>> BEGIN

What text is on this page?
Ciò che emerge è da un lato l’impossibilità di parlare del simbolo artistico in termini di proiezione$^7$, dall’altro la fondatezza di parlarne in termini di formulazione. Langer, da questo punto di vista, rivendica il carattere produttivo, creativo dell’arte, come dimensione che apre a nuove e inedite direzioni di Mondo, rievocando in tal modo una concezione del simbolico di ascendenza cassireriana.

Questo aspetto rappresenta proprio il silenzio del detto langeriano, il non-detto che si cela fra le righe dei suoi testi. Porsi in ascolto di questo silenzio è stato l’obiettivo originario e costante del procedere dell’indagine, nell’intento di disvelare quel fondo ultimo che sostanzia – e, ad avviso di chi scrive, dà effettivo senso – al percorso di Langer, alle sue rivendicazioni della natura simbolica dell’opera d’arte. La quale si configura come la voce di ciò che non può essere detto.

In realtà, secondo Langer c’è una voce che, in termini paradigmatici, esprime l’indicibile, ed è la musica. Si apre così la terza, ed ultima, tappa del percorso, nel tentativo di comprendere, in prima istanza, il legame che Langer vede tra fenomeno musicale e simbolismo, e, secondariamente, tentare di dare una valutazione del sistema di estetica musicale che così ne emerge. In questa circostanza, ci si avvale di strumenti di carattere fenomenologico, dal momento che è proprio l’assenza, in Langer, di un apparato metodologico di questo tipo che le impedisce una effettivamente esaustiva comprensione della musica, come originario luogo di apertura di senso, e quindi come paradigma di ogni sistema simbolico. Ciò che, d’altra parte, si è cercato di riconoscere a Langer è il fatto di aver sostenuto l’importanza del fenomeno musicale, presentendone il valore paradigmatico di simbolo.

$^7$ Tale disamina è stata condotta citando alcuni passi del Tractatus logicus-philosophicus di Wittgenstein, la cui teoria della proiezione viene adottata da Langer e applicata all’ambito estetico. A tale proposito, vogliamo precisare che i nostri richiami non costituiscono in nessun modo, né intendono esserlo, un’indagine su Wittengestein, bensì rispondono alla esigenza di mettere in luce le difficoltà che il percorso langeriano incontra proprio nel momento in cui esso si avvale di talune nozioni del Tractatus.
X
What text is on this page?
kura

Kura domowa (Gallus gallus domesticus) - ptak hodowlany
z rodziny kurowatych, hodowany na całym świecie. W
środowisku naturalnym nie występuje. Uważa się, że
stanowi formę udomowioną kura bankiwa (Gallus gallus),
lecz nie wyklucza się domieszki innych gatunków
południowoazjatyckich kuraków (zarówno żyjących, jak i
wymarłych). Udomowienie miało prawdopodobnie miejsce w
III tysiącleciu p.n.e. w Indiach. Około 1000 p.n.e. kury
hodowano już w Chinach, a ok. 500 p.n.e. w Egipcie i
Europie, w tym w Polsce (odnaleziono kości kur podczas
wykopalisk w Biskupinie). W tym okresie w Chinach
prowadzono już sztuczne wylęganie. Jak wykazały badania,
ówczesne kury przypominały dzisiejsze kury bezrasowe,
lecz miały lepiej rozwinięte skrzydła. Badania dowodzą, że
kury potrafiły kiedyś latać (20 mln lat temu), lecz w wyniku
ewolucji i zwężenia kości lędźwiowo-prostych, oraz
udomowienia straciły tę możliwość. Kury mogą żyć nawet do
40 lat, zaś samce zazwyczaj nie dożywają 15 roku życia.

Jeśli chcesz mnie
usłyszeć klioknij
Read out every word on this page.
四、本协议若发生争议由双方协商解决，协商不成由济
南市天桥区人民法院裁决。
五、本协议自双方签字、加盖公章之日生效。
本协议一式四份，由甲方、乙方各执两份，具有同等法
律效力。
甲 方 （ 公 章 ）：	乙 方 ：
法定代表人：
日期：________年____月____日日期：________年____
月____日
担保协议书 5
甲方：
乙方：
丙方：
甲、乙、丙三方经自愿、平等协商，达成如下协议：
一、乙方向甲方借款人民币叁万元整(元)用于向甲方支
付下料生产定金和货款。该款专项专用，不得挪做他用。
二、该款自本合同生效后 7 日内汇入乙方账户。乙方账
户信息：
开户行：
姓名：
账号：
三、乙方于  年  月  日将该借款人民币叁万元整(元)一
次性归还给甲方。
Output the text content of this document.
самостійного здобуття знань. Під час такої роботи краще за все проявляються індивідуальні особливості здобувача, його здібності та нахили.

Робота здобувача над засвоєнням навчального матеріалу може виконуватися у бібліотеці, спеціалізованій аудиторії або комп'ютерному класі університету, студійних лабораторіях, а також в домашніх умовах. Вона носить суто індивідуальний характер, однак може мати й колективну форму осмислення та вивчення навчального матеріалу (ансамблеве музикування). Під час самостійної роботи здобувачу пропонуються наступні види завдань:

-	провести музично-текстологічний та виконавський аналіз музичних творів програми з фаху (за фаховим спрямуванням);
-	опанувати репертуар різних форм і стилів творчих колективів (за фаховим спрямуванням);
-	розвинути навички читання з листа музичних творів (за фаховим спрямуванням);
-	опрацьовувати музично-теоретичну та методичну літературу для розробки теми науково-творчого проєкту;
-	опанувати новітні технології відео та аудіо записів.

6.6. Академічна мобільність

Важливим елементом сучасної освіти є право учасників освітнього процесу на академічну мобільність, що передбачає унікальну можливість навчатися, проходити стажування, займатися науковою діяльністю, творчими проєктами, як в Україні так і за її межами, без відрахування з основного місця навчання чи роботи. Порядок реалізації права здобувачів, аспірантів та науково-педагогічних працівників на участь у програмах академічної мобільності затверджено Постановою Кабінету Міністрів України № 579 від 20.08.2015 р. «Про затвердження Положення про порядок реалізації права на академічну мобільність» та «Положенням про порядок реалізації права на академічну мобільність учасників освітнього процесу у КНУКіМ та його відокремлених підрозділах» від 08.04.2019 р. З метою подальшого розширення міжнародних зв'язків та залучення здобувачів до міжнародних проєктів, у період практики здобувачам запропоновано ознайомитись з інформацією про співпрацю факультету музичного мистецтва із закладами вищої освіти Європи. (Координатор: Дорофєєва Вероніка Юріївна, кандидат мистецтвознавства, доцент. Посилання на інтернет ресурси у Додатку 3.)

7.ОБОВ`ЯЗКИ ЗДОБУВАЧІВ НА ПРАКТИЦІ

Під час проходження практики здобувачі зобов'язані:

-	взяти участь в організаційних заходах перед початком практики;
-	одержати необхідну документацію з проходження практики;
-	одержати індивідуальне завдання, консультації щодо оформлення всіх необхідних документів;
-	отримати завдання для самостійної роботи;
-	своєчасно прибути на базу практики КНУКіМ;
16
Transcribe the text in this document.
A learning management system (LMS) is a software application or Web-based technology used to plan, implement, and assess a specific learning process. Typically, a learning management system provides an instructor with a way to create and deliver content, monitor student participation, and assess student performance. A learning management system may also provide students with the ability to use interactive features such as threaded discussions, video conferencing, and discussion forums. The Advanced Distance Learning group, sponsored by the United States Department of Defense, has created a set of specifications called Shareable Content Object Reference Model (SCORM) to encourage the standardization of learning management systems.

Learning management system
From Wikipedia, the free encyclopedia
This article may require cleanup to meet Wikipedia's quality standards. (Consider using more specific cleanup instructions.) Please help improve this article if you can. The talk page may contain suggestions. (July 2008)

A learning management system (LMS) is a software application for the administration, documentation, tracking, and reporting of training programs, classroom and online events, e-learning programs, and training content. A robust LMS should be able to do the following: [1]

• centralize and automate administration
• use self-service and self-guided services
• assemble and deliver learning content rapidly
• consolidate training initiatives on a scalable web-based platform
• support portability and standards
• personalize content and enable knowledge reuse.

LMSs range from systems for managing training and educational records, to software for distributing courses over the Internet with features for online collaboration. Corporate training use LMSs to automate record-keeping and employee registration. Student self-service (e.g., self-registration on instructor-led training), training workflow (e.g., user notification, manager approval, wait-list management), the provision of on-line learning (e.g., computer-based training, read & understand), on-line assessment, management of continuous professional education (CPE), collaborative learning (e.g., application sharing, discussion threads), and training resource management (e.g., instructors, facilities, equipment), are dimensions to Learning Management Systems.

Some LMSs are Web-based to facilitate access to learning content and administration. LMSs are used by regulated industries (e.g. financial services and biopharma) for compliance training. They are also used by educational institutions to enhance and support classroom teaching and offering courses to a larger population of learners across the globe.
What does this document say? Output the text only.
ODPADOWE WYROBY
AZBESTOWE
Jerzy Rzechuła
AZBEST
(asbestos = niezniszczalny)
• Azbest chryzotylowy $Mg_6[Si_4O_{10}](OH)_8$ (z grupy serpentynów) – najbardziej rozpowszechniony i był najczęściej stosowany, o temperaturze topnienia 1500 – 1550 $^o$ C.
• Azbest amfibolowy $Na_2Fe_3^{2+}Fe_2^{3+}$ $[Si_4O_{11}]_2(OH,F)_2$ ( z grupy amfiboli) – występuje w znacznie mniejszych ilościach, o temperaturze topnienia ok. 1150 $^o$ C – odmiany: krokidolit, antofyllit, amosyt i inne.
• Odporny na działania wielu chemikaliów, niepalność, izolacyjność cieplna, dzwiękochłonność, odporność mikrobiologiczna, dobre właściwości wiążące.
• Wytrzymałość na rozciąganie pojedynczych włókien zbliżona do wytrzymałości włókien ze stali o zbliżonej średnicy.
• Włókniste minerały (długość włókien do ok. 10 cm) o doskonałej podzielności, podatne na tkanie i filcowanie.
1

>> END

◆ Exercise instructions: Show every line where the string "specific" appears.

◆ Task result:
A learning management system (LMS) is a software application or Web-based technology used to plan, implement, and assess a specific learning process. Typically, a learning management system provides an instructor with a way to create and deliver content, monitor student participation, and assess student performance. A learning management system may also provide students with the ability to use interactive features such as threaded discussions, video conferencing, and discussion forums. The Advanced Distance Learning group, sponsored by the United States Department of Defense, has created a set of specifications called Shareable Content Object Reference Model (SCORM) to encourage the standardization of learning management systems.
This article may require cleanup to meet Wikipedia's quality standards. (Consider using more specific cleanup instructions.) Please help improve this article if you can. The talk page may contain suggestions. (July 2008)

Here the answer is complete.